Goal: Reproduce the records that follow in full, excluding any picture they contain.

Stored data
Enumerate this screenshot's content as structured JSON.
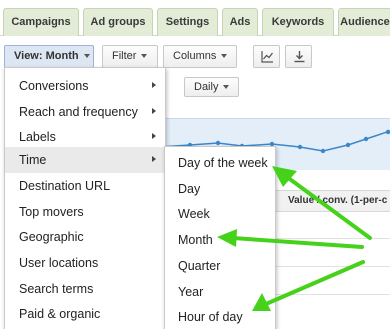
{
  "tabs": [
    "Campaigns",
    "Ad groups",
    "Settings",
    "Ads",
    "Keywords",
    "Audiences"
  ],
  "toolbar": {
    "view_label": "View: Month",
    "filter_label": "Filter",
    "columns_label": "Columns",
    "segment_label": "Daily"
  },
  "table": {
    "column_header": "Value / conv. (1-per-c"
  },
  "view_menu": {
    "items": [
      {
        "label": "Conversions",
        "submenu": true
      },
      {
        "label": "Reach and frequency",
        "submenu": true
      },
      {
        "label": "Labels",
        "submenu": true
      },
      {
        "label": "Time",
        "submenu": true
      },
      {
        "label": "Destination URL",
        "submenu": false
      },
      {
        "label": "Top movers",
        "submenu": false
      },
      {
        "label": "Geographic",
        "submenu": false
      },
      {
        "label": "User locations",
        "submenu": false
      },
      {
        "label": "Search terms",
        "submenu": false
      },
      {
        "label": "Paid & organic",
        "submenu": false
      }
    ]
  },
  "time_submenu": {
    "items": [
      "Day of the week",
      "Day",
      "Week",
      "Month",
      "Quarter",
      "Year",
      "Hour of day"
    ]
  },
  "colors": {
    "tab_bg": "#e3ecd7",
    "annotation_arrow": "#46d21a",
    "chart_line": "#3b87c9",
    "chart_fill": "#e3eef9"
  },
  "icons": [
    "line-chart-icon",
    "download-icon",
    "submenu-arrow-icon"
  ]
}
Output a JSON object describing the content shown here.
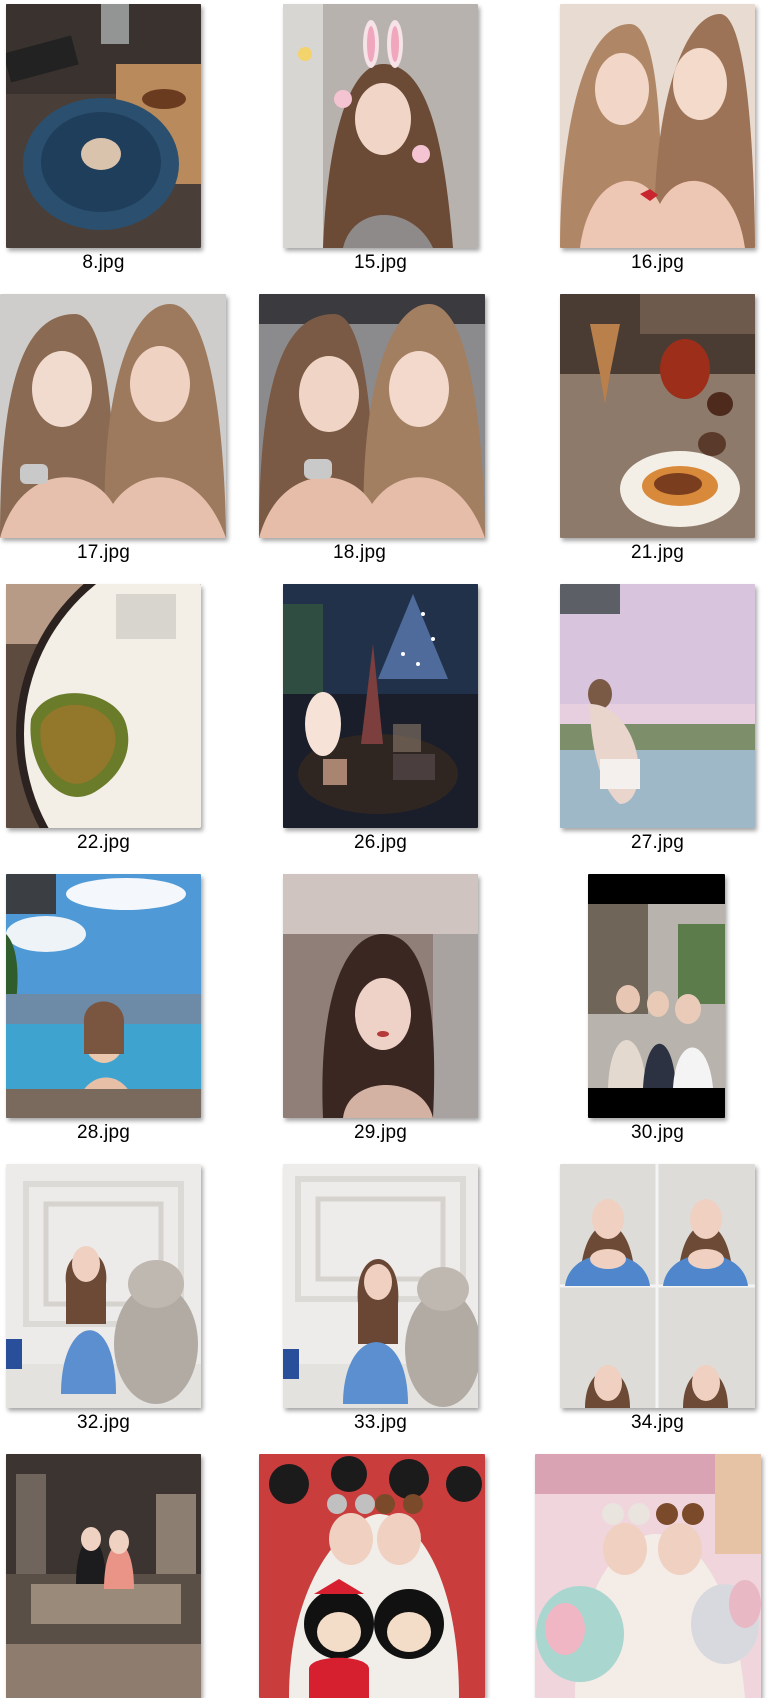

Written solution:
Enumerate this screenshot's content as structured JSON.
{
  "tabs": [
    "Campaigns",
    "Ad groups",
    "Settings",
    "Ads",
    "Keywords",
    "Audiences"
  ],
  "toolbar": {
    "view_label": "View: Month",
    "filter_label": "Filter",
    "columns_label": "Columns",
    "segment_label": "Daily"
  },
  "table": {
    "column_header": "Value / conv. (1-per-c"
  },
  "view_menu": {
    "items": [
      {
        "label": "Conversions",
        "submenu": true
      },
      {
        "label": "Reach and frequency",
        "submenu": true
      },
      {
        "label": "Labels",
        "submenu": true
      },
      {
        "label": "Time",
        "submenu": true
      },
      {
        "label": "Destination URL",
        "submenu": false
      },
      {
        "label": "Top movers",
        "submenu": false
      },
      {
        "label": "Geographic",
        "submenu": false
      },
      {
        "label": "User locations",
        "submenu": false
      },
      {
        "label": "Search terms",
        "submenu": false
      },
      {
        "label": "Paid & organic",
        "submenu": false
      }
    ]
  },
  "time_submenu": {
    "items": [
      "Day of the week",
      "Day",
      "Week",
      "Month",
      "Quarter",
      "Year",
      "Hour of day"
    ]
  },
  "colors": {
    "tab_bg": "#e3ecd7",
    "annotation_arrow": "#46d21a",
    "chart_line": "#3b87c9",
    "chart_fill": "#e3eef9"
  },
  "icons": [
    "line-chart-icon",
    "download-icon",
    "submenu-arrow-icon"
  ]
}
Output a JSON object describing the content shown here.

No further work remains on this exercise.